Material to process -
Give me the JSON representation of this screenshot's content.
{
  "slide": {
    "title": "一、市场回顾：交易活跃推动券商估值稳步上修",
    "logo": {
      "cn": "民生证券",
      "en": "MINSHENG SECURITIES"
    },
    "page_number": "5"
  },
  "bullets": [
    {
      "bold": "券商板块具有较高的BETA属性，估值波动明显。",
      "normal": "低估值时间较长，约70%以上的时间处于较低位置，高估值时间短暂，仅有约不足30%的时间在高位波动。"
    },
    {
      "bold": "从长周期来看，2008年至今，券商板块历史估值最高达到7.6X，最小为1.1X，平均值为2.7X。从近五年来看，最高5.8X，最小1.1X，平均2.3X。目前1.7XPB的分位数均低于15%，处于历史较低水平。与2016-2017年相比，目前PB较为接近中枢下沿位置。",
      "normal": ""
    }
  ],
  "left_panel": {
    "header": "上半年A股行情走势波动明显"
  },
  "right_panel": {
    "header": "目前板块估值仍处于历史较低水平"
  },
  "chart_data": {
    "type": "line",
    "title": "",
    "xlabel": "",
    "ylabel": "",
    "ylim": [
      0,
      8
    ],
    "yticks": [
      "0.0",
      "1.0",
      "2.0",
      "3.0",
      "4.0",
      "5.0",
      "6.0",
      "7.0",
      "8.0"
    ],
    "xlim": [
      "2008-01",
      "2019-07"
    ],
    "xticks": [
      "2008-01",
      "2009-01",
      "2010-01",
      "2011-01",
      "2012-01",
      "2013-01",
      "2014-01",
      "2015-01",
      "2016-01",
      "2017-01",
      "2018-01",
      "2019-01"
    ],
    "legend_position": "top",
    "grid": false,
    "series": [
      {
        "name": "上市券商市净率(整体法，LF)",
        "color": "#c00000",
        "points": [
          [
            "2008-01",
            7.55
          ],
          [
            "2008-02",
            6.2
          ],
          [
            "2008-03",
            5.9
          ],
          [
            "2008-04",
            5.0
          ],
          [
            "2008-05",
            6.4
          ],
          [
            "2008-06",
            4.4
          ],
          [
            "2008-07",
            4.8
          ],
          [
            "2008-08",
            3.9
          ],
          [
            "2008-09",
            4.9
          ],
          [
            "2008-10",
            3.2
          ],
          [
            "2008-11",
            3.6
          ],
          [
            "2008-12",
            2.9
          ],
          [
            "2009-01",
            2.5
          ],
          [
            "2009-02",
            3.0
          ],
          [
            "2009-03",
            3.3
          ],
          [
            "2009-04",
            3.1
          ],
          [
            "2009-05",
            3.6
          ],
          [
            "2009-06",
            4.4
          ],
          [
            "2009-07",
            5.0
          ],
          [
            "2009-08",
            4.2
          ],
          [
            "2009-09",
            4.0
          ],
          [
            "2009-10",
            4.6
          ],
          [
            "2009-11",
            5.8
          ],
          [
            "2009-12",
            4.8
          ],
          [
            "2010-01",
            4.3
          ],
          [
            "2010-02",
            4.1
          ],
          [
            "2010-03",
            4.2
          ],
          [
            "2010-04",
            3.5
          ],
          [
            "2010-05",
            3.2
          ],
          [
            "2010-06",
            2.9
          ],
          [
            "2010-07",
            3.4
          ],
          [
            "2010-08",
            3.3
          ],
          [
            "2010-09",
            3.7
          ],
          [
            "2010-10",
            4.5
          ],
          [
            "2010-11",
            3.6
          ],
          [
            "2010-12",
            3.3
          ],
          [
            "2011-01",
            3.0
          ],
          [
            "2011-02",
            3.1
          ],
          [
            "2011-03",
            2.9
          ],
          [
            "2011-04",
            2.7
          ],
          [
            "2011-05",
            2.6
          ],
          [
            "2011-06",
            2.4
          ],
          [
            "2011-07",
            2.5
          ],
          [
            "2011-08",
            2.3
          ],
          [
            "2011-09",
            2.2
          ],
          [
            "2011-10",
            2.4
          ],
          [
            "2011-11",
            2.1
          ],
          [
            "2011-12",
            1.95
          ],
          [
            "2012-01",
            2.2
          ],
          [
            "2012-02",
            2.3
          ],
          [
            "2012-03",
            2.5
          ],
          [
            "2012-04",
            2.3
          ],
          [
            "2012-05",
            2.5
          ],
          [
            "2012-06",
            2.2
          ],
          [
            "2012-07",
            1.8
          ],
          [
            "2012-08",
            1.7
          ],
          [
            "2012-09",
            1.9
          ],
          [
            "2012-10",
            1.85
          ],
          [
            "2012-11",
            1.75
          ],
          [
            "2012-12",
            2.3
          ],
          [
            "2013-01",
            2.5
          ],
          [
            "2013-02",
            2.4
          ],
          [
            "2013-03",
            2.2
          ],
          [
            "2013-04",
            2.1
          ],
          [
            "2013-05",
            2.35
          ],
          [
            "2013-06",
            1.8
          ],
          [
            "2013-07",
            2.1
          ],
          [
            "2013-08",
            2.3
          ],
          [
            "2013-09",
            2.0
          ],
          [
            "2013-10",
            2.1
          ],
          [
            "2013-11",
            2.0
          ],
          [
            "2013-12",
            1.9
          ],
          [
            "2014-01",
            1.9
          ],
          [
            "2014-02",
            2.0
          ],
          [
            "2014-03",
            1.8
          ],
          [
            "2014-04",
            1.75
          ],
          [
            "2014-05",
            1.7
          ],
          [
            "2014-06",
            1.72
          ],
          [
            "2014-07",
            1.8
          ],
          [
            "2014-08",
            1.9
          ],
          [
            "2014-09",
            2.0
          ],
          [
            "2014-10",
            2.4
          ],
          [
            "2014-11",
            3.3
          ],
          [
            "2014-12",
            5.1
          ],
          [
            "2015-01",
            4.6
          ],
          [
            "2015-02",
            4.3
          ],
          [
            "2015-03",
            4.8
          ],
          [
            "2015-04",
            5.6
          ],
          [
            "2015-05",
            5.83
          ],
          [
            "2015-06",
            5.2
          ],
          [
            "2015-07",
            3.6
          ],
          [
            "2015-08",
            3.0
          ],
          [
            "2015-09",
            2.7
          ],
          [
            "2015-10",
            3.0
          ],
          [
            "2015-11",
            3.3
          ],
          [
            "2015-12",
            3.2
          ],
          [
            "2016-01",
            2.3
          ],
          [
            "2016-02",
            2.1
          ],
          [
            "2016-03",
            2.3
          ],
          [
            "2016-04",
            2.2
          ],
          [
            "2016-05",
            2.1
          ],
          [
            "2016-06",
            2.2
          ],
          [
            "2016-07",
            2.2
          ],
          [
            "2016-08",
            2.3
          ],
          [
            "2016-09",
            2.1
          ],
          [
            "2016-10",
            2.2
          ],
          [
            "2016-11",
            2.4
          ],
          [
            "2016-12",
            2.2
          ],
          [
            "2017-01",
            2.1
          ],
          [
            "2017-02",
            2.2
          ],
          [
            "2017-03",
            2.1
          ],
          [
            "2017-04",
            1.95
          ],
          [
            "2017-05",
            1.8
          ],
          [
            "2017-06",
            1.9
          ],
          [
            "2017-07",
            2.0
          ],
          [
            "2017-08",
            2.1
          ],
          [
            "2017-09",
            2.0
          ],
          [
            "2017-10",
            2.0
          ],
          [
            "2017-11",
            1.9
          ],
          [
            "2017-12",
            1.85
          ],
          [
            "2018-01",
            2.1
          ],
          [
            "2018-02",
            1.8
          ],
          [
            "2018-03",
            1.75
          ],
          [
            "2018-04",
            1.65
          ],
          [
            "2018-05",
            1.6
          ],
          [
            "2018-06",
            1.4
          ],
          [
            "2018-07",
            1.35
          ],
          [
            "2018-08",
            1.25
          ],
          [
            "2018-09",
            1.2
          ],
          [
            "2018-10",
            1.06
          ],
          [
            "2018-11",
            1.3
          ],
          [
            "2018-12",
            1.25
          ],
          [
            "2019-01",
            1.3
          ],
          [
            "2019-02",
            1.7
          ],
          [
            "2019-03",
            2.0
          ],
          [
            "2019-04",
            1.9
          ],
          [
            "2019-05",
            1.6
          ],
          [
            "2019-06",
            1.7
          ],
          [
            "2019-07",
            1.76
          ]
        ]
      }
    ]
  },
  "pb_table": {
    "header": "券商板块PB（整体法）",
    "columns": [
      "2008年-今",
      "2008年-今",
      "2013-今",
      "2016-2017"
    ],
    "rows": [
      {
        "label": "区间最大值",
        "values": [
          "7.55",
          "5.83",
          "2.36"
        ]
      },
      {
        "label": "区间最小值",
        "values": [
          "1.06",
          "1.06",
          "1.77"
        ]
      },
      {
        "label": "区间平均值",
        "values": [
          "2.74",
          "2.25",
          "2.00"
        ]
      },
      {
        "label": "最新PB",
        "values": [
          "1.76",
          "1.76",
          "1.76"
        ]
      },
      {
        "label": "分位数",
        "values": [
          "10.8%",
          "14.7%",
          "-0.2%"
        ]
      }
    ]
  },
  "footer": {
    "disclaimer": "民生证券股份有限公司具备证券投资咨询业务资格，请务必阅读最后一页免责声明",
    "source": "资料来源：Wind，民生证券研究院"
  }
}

Task requirements -
Go through the entries above and copy every line containing "header".

Reply -
    "header": "上半年A股行情走势波动明显"
    "header": "目前板块估值仍处于历史较低水平"
    "header": "券商板块PB（整体法）",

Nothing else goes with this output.